Texto mostrado:
La tecnología avanza en dos direcciones simultáneas esta semana: hacia afuera, conquistando el espacio físico, y hacia adentro, colonizando nuestra psicología y nuestra intimidad. Ambas trayectorias convergen en una misma pregunta incómoda: ¿quién controla realmente el entorno en el que vivimos?
China ha recuperado con éxito un cohete reutilizable usando un sistema de redes en el mar 48, un logro técnico que consolida su posición como segundo país capaz de reutilizar cohetes orbitales. Es ingeniería limpia, ambiciosa, y por una vez, sin controversia ética inmediata. Pero mientras Pekín mira al cielo, las grandes tecnológicas occidentales tienen la mirada clavada en nosotros.

Actividad:
Responde según el texto mostrado, numerando igual tus respuestas:
1. ¿En qué dos direcciones avanza la tecnología esta semana?
2. ¿Qué sistema usó China para recuperar su cohete reutilizable?
3. ¿Dónde tienen la mirada clavada las grandes tecnológicas occidentales?

Entradas extraídas:

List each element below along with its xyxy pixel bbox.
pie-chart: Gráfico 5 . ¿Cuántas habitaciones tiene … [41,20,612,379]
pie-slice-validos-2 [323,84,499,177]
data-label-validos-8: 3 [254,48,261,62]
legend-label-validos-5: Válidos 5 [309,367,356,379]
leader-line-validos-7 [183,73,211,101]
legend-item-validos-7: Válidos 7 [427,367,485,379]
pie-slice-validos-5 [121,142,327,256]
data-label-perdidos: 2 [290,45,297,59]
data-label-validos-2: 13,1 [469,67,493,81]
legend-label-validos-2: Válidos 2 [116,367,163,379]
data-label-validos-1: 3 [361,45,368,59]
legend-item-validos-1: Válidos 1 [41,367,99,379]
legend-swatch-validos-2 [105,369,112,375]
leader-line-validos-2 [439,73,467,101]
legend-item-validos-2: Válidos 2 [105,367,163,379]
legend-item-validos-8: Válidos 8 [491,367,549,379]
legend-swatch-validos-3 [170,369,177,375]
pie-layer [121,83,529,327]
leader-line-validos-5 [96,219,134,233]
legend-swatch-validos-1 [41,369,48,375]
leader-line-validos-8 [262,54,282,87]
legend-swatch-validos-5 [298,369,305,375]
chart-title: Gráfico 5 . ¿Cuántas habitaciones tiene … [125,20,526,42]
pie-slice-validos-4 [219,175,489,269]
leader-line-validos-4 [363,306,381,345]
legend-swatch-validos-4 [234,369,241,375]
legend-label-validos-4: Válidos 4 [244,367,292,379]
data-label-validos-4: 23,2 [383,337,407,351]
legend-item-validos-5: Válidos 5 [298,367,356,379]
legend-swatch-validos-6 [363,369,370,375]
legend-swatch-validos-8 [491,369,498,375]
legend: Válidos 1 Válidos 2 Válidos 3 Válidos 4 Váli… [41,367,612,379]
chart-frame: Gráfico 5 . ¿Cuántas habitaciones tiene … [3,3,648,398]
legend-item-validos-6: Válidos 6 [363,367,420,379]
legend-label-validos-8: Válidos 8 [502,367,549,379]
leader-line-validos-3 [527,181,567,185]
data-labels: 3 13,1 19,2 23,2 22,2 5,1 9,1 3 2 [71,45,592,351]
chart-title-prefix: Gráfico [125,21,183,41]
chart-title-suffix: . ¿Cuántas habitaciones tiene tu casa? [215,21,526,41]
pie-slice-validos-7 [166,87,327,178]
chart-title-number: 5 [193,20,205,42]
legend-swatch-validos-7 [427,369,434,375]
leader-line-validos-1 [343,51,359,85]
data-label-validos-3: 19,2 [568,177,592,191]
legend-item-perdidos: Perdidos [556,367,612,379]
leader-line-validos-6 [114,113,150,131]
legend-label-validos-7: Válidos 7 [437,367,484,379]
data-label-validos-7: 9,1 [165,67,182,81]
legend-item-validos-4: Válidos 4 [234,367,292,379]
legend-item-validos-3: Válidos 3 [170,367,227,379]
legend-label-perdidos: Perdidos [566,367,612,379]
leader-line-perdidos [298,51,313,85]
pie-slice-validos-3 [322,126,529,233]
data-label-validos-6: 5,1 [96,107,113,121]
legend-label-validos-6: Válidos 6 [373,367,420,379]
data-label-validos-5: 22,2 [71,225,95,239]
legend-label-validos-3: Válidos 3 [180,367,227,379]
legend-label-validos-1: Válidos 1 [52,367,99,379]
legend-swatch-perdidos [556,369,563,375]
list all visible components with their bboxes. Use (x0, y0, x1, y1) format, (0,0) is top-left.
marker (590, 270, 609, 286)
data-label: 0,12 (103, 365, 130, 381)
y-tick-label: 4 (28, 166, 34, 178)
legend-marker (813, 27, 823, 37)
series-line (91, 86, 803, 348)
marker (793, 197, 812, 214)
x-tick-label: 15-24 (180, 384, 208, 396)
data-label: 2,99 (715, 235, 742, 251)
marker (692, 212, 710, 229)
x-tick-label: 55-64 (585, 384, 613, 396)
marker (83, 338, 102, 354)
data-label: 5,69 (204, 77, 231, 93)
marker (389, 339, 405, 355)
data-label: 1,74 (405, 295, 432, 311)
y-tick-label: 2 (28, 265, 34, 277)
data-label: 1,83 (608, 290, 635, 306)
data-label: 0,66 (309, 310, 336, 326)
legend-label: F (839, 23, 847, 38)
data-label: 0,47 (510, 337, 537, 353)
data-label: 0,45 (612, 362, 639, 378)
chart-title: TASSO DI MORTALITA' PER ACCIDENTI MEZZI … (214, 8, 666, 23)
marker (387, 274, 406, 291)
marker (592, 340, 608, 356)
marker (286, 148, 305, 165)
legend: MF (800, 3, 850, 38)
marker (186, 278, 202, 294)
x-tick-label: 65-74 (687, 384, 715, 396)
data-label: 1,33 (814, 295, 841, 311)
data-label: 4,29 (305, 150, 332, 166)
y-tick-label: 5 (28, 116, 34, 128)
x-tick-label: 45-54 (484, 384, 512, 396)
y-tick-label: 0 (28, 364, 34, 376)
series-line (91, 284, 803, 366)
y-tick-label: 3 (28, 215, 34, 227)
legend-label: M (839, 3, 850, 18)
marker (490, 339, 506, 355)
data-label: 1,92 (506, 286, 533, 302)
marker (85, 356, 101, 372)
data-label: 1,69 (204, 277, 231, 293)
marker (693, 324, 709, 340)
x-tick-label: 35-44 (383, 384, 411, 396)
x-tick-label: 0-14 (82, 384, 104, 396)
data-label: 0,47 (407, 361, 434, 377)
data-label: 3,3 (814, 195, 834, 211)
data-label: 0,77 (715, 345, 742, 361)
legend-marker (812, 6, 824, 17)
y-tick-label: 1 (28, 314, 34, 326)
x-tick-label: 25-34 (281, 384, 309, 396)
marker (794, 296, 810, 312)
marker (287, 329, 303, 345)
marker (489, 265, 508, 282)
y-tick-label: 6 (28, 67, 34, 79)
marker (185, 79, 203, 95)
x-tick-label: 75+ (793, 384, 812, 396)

Tarea resuelta:
1. Hacia afuera, conquistando el espacio físico, y hacia adentro, colonizando nuestra psicología y nuestra intimidad.
2. Un sistema de redes en el mar.
3. En nosotros.